__Aim__: Give the count of lines in the data that include "multiple", with no other words.

__Record excerpts__:
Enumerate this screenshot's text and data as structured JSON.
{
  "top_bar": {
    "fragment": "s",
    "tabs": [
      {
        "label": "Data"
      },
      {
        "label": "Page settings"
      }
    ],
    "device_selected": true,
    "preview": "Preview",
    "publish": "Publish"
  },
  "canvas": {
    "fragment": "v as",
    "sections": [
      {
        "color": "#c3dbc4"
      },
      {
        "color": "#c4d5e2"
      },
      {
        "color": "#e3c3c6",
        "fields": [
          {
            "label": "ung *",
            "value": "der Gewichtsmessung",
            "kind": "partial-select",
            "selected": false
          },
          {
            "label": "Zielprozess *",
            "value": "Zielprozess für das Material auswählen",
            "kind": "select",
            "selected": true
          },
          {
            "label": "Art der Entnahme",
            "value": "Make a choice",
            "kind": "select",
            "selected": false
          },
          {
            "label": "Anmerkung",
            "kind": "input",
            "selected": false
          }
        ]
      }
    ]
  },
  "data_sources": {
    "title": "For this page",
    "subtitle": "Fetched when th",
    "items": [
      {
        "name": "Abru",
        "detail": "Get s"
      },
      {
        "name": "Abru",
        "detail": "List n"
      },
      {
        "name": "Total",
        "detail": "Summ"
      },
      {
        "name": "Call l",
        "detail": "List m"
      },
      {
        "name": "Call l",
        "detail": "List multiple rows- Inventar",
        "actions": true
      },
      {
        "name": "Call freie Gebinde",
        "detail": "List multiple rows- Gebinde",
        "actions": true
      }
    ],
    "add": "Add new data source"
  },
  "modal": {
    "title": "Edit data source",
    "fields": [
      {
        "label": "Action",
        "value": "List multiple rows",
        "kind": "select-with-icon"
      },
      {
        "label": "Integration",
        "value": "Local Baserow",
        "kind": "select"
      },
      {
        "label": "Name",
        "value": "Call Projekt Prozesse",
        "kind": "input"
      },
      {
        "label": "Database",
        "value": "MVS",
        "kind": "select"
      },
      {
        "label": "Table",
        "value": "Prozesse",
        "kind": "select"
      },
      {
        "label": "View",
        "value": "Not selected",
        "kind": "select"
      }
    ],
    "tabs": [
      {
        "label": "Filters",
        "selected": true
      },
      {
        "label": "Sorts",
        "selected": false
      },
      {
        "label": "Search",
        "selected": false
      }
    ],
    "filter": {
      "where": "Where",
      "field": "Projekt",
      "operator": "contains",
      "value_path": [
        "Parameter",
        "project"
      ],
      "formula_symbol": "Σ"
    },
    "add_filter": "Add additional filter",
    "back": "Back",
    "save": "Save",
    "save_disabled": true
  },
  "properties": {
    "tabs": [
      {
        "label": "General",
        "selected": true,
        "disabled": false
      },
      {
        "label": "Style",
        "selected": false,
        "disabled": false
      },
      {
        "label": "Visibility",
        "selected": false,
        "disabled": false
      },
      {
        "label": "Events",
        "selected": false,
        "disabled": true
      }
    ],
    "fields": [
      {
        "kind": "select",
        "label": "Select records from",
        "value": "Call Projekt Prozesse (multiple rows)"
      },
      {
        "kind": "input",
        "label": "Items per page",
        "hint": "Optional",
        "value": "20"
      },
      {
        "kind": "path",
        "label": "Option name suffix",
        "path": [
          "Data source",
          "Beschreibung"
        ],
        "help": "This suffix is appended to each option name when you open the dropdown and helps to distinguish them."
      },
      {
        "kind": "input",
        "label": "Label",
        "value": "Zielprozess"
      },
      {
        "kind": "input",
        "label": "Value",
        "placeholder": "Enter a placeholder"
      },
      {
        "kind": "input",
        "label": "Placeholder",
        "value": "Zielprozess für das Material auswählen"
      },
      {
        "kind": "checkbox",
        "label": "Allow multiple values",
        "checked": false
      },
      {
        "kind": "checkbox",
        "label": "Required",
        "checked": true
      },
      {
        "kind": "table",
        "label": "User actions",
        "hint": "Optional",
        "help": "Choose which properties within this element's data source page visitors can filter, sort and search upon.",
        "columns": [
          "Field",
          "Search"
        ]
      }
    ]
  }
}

__Written answer__: 5